Written problem:
Do not include the pictures; repeat the rest of the data exactly.

Materials provided:
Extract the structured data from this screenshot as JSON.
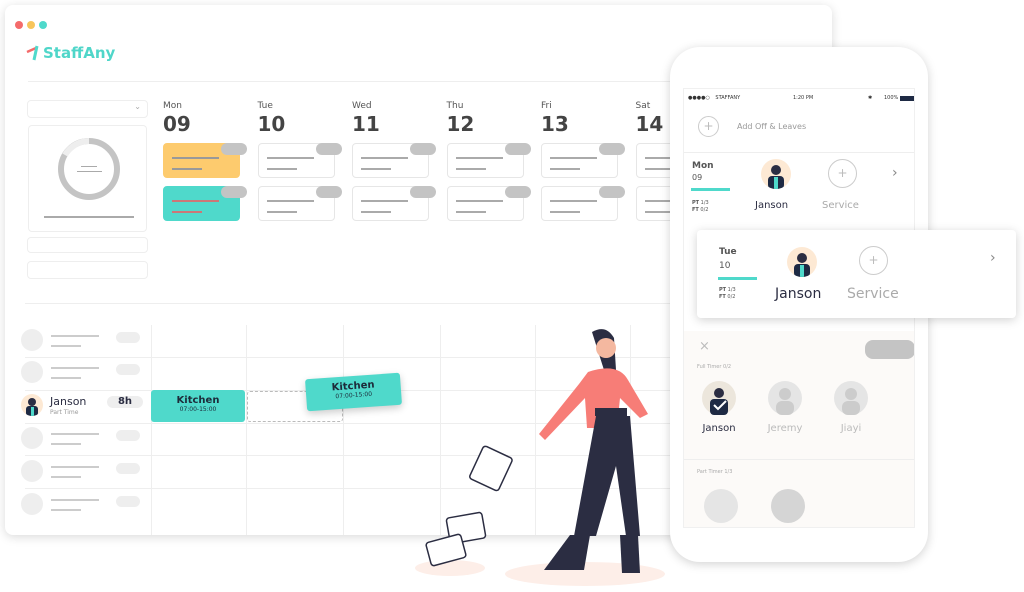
{
  "app": {
    "brand": "StaffAny"
  },
  "colors": {
    "accent": "#4fd9cb",
    "yellow": "#fdcb6e",
    "red_dot": "#f46b6b",
    "yellow_dot": "#f7c55b",
    "teal_dot": "#4fd9cb"
  },
  "calendar": {
    "days": [
      {
        "day": "Mon",
        "date": "09"
      },
      {
        "day": "Tue",
        "date": "10"
      },
      {
        "day": "Wed",
        "date": "11"
      },
      {
        "day": "Thu",
        "date": "12"
      },
      {
        "day": "Fri",
        "date": "13"
      },
      {
        "day": "Sat",
        "date": "14"
      }
    ]
  },
  "roster": {
    "employee": {
      "name": "Janson",
      "type": "Part Time",
      "hours": "8h"
    },
    "shifts": [
      {
        "label": "Kitchen",
        "time": "07:00-15:00"
      },
      {
        "label": "Kitchen",
        "time": "07:00-15:00"
      }
    ]
  },
  "mobile": {
    "status": {
      "carrier": "STAFFANY",
      "time": "1:20 PM",
      "battery": "100%"
    },
    "add_off": "Add Off & Leaves",
    "rows": [
      {
        "day": "Mon",
        "date": "09",
        "pt_label": "PT",
        "pt": "1/3",
        "ft_label": "FT",
        "ft": "0/2",
        "employee": "Janson",
        "role": "Service"
      },
      {
        "day": "Tue",
        "date": "10",
        "pt_label": "PT",
        "pt": "1/3",
        "ft_label": "FT",
        "ft": "0/2",
        "employee": "Janson",
        "role": "Service"
      }
    ],
    "full_timer_label": "Full Timer 0/2",
    "full_timers": [
      "Janson",
      "Jeremy",
      "Jiayi"
    ],
    "part_timer_label": "Part Timer 1/3"
  }
}
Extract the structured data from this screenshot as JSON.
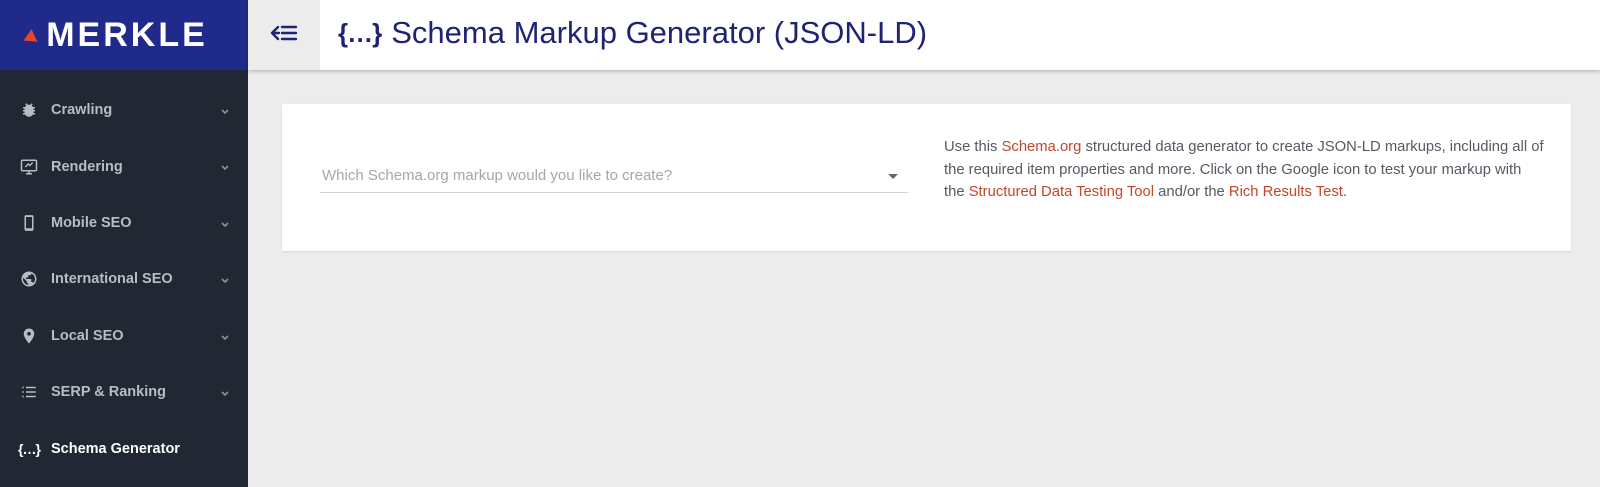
{
  "brand": {
    "name": "MERKLE"
  },
  "colors": {
    "brand_bg": "#1f2a8a",
    "sidebar_bg": "#212733",
    "link": "#c2462a",
    "title": "#1e2473",
    "accent_mark": "#e8462c"
  },
  "sidebar": {
    "items": [
      {
        "label": "Crawling",
        "icon": "bug-icon"
      },
      {
        "label": "Rendering",
        "icon": "monitor-icon"
      },
      {
        "label": "Mobile SEO",
        "icon": "mobile-icon"
      },
      {
        "label": "International SEO",
        "icon": "globe-icon"
      },
      {
        "label": "Local SEO",
        "icon": "map-pin-icon"
      },
      {
        "label": "SERP & Ranking",
        "icon": "list-icon"
      },
      {
        "label": "Schema Generator",
        "icon": "braces-icon",
        "active": true
      }
    ]
  },
  "header": {
    "title": "Schema Markup Generator (JSON-LD)",
    "icon": "braces-icon",
    "collapse_icon": "collapse-menu-icon"
  },
  "main": {
    "select": {
      "placeholder": "Which Schema.org markup would you like to create?"
    },
    "description": {
      "part1": "Use this ",
      "link1": "Schema.org",
      "part2": " structured data generator to create JSON-LD markups, including all of the required item properties and more. Click on the Google icon to test your markup with the ",
      "link2": "Structured Data Testing Tool",
      "part3": " and/or the ",
      "link3": "Rich Results Test",
      "part4": "."
    }
  }
}
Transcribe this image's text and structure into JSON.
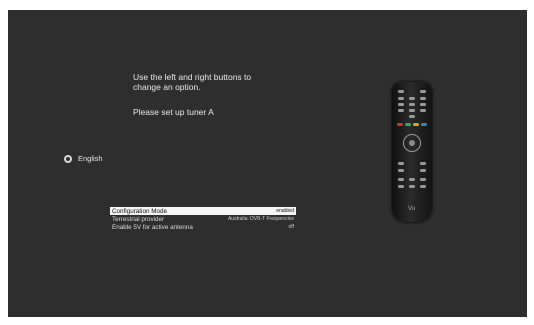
{
  "instructions": {
    "line1": "Use the left and right buttons to",
    "line2": "change an option.",
    "line3": "Please set up tuner A"
  },
  "language": {
    "label": "English",
    "icon": "radio-icon"
  },
  "config": {
    "rows": [
      {
        "label": "Configuration Mode",
        "value": "enabled",
        "selected": true
      },
      {
        "label": "Terrestrial provider",
        "value": "Australia: DVB-T Frequencies",
        "selected": false
      },
      {
        "label": "Enable 5V for active antenna",
        "value": "off",
        "selected": false
      }
    ]
  },
  "remote": {
    "logo": "Vu"
  },
  "colors": {
    "background": "#2e2e2e",
    "text": "#e8e8e8",
    "selected_row": "#f5f5f5"
  }
}
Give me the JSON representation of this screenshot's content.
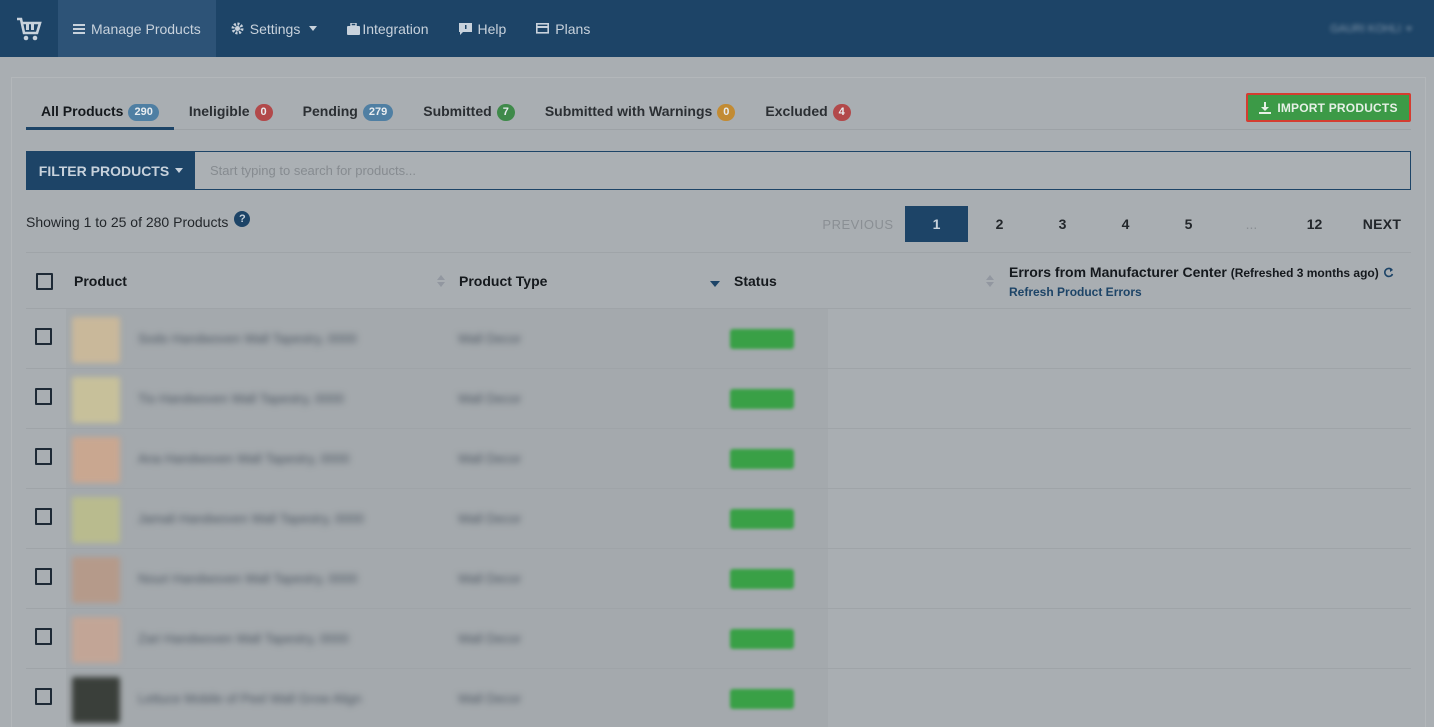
{
  "nav": {
    "logo_icon": "shopping-cart-icon",
    "items": [
      {
        "label": "Manage Products",
        "icon": "list-icon",
        "active": true
      },
      {
        "label": "Settings",
        "icon": "gear-icon",
        "dropdown": true
      },
      {
        "label": "Integration",
        "icon": "briefcase-icon"
      },
      {
        "label": "Help",
        "icon": "chat-icon"
      },
      {
        "label": "Plans",
        "icon": "card-icon"
      }
    ],
    "user_name": "GAURI KOHLI"
  },
  "tabs": [
    {
      "label": "All Products",
      "count": "290",
      "color": "blue",
      "active": true
    },
    {
      "label": "Ineligible",
      "count": "0",
      "color": "red"
    },
    {
      "label": "Pending",
      "count": "279",
      "color": "blue"
    },
    {
      "label": "Submitted",
      "count": "7",
      "color": "green"
    },
    {
      "label": "Submitted with Warnings",
      "count": "0",
      "color": "orange"
    },
    {
      "label": "Excluded",
      "count": "4",
      "color": "red"
    }
  ],
  "import_button": "IMPORT PRODUCTS",
  "filter": {
    "button_label": "FILTER PRODUCTS",
    "search_placeholder": "Start typing to search for products..."
  },
  "showing_text": "Showing 1 to 25 of 280 Products",
  "pagination": {
    "previous": "PREVIOUS",
    "pages": [
      "1",
      "2",
      "3",
      "4",
      "5",
      "...",
      "12"
    ],
    "current": "1",
    "next": "NEXT"
  },
  "table": {
    "headers": {
      "product": "Product",
      "product_type": "Product Type",
      "status": "Status",
      "errors": "Errors from Manufacturer Center",
      "errors_note": "(Refreshed 3 months ago)",
      "refresh_link": "Refresh Product Errors"
    },
    "rows": [
      {
        "name": "Sodo Handwoven Wall Tapestry, 0000",
        "type": "Wall Decor",
        "thumb_color": "#c9b89a"
      },
      {
        "name": "Tio Handwoven Wall Tapestry, 0000",
        "type": "Wall Decor",
        "thumb_color": "#c7c09a"
      },
      {
        "name": "Ana Handwoven Wall Tapestry, 0000",
        "type": "Wall Decor",
        "thumb_color": "#c9a790"
      },
      {
        "name": "Jamali Handwoven Wall Tapestry, 0000",
        "type": "Wall Decor",
        "thumb_color": "#b9bb8e"
      },
      {
        "name": "Nouri Handwoven Wall Tapestry, 0000",
        "type": "Wall Decor",
        "thumb_color": "#b59a8a"
      },
      {
        "name": "Zari Handwoven Wall Tapestry, 0000",
        "type": "Wall Decor",
        "thumb_color": "#c2a596"
      },
      {
        "name": "Lettuce Mobile of Peel Wall Grow Align",
        "type": "Wall Decor",
        "thumb_color": "#3a3f3a"
      }
    ]
  }
}
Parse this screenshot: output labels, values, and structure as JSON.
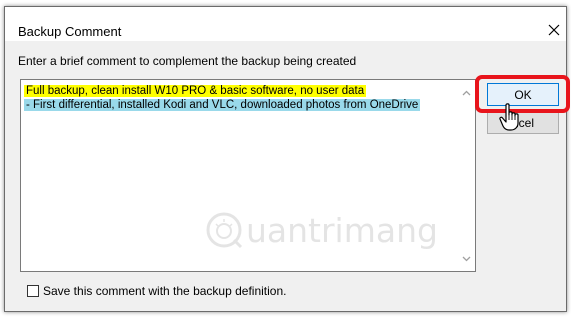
{
  "dialog": {
    "title": "Backup Comment",
    "close_icon": "close-icon"
  },
  "prompt": "Enter a brief comment to complement the backup being created",
  "comment": {
    "lines": [
      "Full backup, clean install W10 PRO & basic software, no user data",
      " - First differential, installed Kodi and VLC, downloaded photos from OneDrive"
    ],
    "highlight_colors": [
      "#ffff00",
      "#99d9ea"
    ]
  },
  "buttons": {
    "ok_label": "OK",
    "cancel_label": "ncel"
  },
  "checkbox": {
    "label": "Save this comment with the backup definition.",
    "checked": false
  },
  "watermark": {
    "text": "uantrimang"
  },
  "colors": {
    "annotation_red": "#e8141b",
    "ok_border": "#0078d7"
  }
}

Final result:
Extract the structured data from this screenshot as JSON.
{
  "app": {
    "brand": "StaffAny"
  },
  "colors": {
    "accent": "#4fd9cb",
    "yellow": "#fdcb6e",
    "red_dot": "#f46b6b",
    "yellow_dot": "#f7c55b",
    "teal_dot": "#4fd9cb"
  },
  "calendar": {
    "days": [
      {
        "day": "Mon",
        "date": "09"
      },
      {
        "day": "Tue",
        "date": "10"
      },
      {
        "day": "Wed",
        "date": "11"
      },
      {
        "day": "Thu",
        "date": "12"
      },
      {
        "day": "Fri",
        "date": "13"
      },
      {
        "day": "Sat",
        "date": "14"
      }
    ]
  },
  "roster": {
    "employee": {
      "name": "Janson",
      "type": "Part Time",
      "hours": "8h"
    },
    "shifts": [
      {
        "label": "Kitchen",
        "time": "07:00-15:00"
      },
      {
        "label": "Kitchen",
        "time": "07:00-15:00"
      }
    ]
  },
  "mobile": {
    "status": {
      "carrier": "STAFFANY",
      "time": "1:20 PM",
      "battery": "100%"
    },
    "add_off": "Add Off & Leaves",
    "rows": [
      {
        "day": "Mon",
        "date": "09",
        "pt_label": "PT",
        "pt": "1/3",
        "ft_label": "FT",
        "ft": "0/2",
        "employee": "Janson",
        "role": "Service"
      },
      {
        "day": "Tue",
        "date": "10",
        "pt_label": "PT",
        "pt": "1/3",
        "ft_label": "FT",
        "ft": "0/2",
        "employee": "Janson",
        "role": "Service"
      }
    ],
    "full_timer_label": "Full Timer 0/2",
    "full_timers": [
      "Janson",
      "Jeremy",
      "Jiayi"
    ],
    "part_timer_label": "Part Timer 1/3"
  }
}
Extract the structured data from this screenshot as JSON.
{
  "brand": {
    "name": "MERKLE"
  },
  "colors": {
    "brand_bg": "#1f2a8a",
    "sidebar_bg": "#212733",
    "link": "#c2462a",
    "title": "#1e2473",
    "accent_mark": "#e8462c"
  },
  "sidebar": {
    "items": [
      {
        "label": "Crawling",
        "icon": "bug-icon"
      },
      {
        "label": "Rendering",
        "icon": "monitor-icon"
      },
      {
        "label": "Mobile SEO",
        "icon": "mobile-icon"
      },
      {
        "label": "International SEO",
        "icon": "globe-icon"
      },
      {
        "label": "Local SEO",
        "icon": "map-pin-icon"
      },
      {
        "label": "SERP & Ranking",
        "icon": "list-icon"
      },
      {
        "label": "Schema Generator",
        "icon": "braces-icon",
        "active": true
      }
    ]
  },
  "header": {
    "title": "Schema Markup Generator (JSON-LD)",
    "icon": "braces-icon",
    "collapse_icon": "collapse-menu-icon"
  },
  "main": {
    "select": {
      "placeholder": "Which Schema.org markup would you like to create?"
    },
    "description": {
      "part1": "Use this ",
      "link1": "Schema.org",
      "part2": " structured data generator to create JSON-LD markups, including all of the required item properties and more. Click on the Google icon to test your markup with the ",
      "link2": "Structured Data Testing Tool",
      "part3": " and/or the ",
      "link3": "Rich Results Test",
      "part4": "."
    }
  }
}
Transcribe this image's text and structure into JSON.
{
  "instructions": {
    "line1": "Use the left and right buttons to",
    "line2": "change an option.",
    "line3": "Please set up tuner A"
  },
  "language": {
    "label": "English",
    "icon": "radio-icon"
  },
  "config": {
    "rows": [
      {
        "label": "Configuration Mode",
        "value": "enabled",
        "selected": true
      },
      {
        "label": "Terrestrial provider",
        "value": "Australia: DVB-T Frequencies",
        "selected": false
      },
      {
        "label": "Enable 5V for active antenna",
        "value": "off",
        "selected": false
      }
    ]
  },
  "remote": {
    "logo": "Vu"
  },
  "colors": {
    "background": "#2e2e2e",
    "text": "#e8e8e8",
    "selected_row": "#f5f5f5"
  }
}
Give me the JSON representation of this screenshot's content.
{
  "nav": {
    "logo_icon": "shopping-cart-icon",
    "items": [
      {
        "label": "Manage Products",
        "icon": "list-icon",
        "active": true
      },
      {
        "label": "Settings",
        "icon": "gear-icon",
        "dropdown": true
      },
      {
        "label": "Integration",
        "icon": "briefcase-icon"
      },
      {
        "label": "Help",
        "icon": "chat-icon"
      },
      {
        "label": "Plans",
        "icon": "card-icon"
      }
    ],
    "user_name": "GAURI KOHLI"
  },
  "tabs": [
    {
      "label": "All Products",
      "count": "290",
      "color": "blue",
      "active": true
    },
    {
      "label": "Ineligible",
      "count": "0",
      "color": "red"
    },
    {
      "label": "Pending",
      "count": "279",
      "color": "blue"
    },
    {
      "label": "Submitted",
      "count": "7",
      "color": "green"
    },
    {
      "label": "Submitted with Warnings",
      "count": "0",
      "color": "orange"
    },
    {
      "label": "Excluded",
      "count": "4",
      "color": "red"
    }
  ],
  "import_button": "IMPORT PRODUCTS",
  "filter": {
    "button_label": "FILTER PRODUCTS",
    "search_placeholder": "Start typing to search for products..."
  },
  "showing_text": "Showing 1 to 25 of 280 Products",
  "pagination": {
    "previous": "PREVIOUS",
    "pages": [
      "1",
      "2",
      "3",
      "4",
      "5",
      "...",
      "12"
    ],
    "current": "1",
    "next": "NEXT"
  },
  "table": {
    "headers": {
      "product": "Product",
      "product_type": "Product Type",
      "status": "Status",
      "errors": "Errors from Manufacturer Center",
      "errors_note": "(Refreshed 3 months ago)",
      "refresh_link": "Refresh Product Errors"
    },
    "rows": [
      {
        "name": "Sodo Handwoven Wall Tapestry, 0000",
        "type": "Wall Decor",
        "thumb_color": "#c9b89a"
      },
      {
        "name": "Tio Handwoven Wall Tapestry, 0000",
        "type": "Wall Decor",
        "thumb_color": "#c7c09a"
      },
      {
        "name": "Ana Handwoven Wall Tapestry, 0000",
        "type": "Wall Decor",
        "thumb_color": "#c9a790"
      },
      {
        "name": "Jamali Handwoven Wall Tapestry, 0000",
        "type": "Wall Decor",
        "thumb_color": "#b9bb8e"
      },
      {
        "name": "Nouri Handwoven Wall Tapestry, 0000",
        "type": "Wall Decor",
        "thumb_color": "#b59a8a"
      },
      {
        "name": "Zari Handwoven Wall Tapestry, 0000",
        "type": "Wall Decor",
        "thumb_color": "#c2a596"
      },
      {
        "name": "Lettuce Mobile of Peel Wall Grow Align",
        "type": "Wall Decor",
        "thumb_color": "#3a3f3a"
      }
    ]
  }
}
Parse this screenshot: output labels, values, and structure as JSON.
{
  "dialog": {
    "title": "Backup Comment",
    "close_icon": "close-icon"
  },
  "prompt": "Enter a brief comment to complement the backup being created",
  "comment": {
    "lines": [
      "Full backup, clean install W10 PRO & basic software, no user data",
      " - First differential, installed Kodi and VLC, downloaded photos from OneDrive"
    ],
    "highlight_colors": [
      "#ffff00",
      "#99d9ea"
    ]
  },
  "buttons": {
    "ok_label": "OK",
    "cancel_label": "ncel"
  },
  "checkbox": {
    "label": "Save this comment with the backup definition.",
    "checked": false
  },
  "watermark": {
    "text": "uantrimang"
  },
  "colors": {
    "annotation_red": "#e8141b",
    "ok_border": "#0078d7"
  }
}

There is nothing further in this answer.